### Exercise brief:
Copy out each line that includes the word "遂以还之".

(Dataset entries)
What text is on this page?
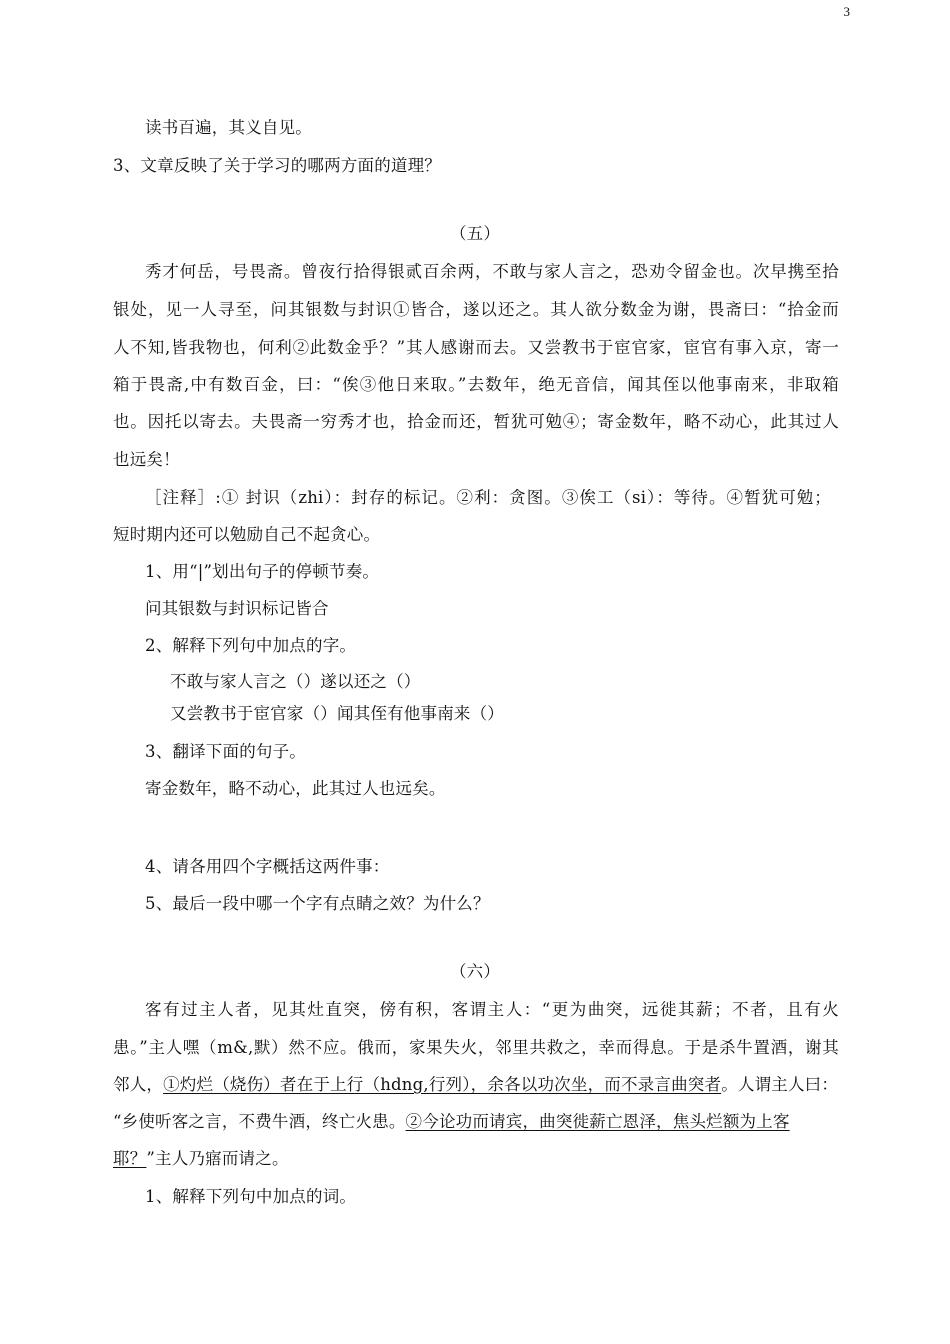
3
读书百遍，其义自见。
3、文章反映了关于学习的哪两方面的道理？
（五）
秀才何岳，号畏斋。曾夜行拾得银贰百余两，不敢与家人言之，恐劝令留金也。次早携至拾
银处，见一人寻至，问其银数与封识①皆合，遂以还之。其人欲分数金为谢，畏斋曰：“拾金而
人不知,皆我物也，何利②此数金乎？”其人感谢而去。又尝教书于宦官家，宦官有事入京，寄一
箱于畏斋,中有数百金，曰：“俟③他日来取。”去数年，绝无音信，闻其侄以他事南来，非取箱
也。因托以寄去。夫畏斋一穷秀才也，拾金而还，暂犹可勉④；寄金数年，略不动心，此其过人
也远矣！
［注释］:① 封识（zhi）：封存的标记。②利：贪图。③俟工（si）：等待。④暂犹可勉；
短时期内还可以勉励自己不起贪心。
1、用“|”划出句子的停顿节奏。
问其银数与封识标记皆合
2、解释下列句中加点的字。
不敢与家人言之（）遂以还之（）
又尝教书于宦官家（）闻其侄有他事南来（）
3、翻译下面的句子。
寄金数年，略不动心，此其过人也远矣。
4、请各用四个字概括这两件事：
5、最后一段中哪一个字有点睛之效？为什么？
（六）
客有过主人者，见其灶直突，傍有积，客谓主人：“更为曲突，远徙其薪；不者，且有火
患。”主人嘿（m&,默）然不应。俄而，家果失火，邻里共救之，幸而得息。于是杀牛置酒，谢其
邻人，①灼烂（烧伤）者在于上行（hdng,行列），余各以功次坐，而不录言曲突者。人谓主人曰：
“乡使听客之言，不费牛酒，终亡火患。②今论功而请宾，曲突徙薪亡恩泽，焦头烂额为上客
耶？”主人乃寤而请之。
1、解释下列句中加点的词。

### Finished task:
银处，见一人寻至，问其银数与封识①皆合，遂以还之。其人欲分数金为谢，畏斋曰：“拾金而
不敢与家人言之（）遂以还之（）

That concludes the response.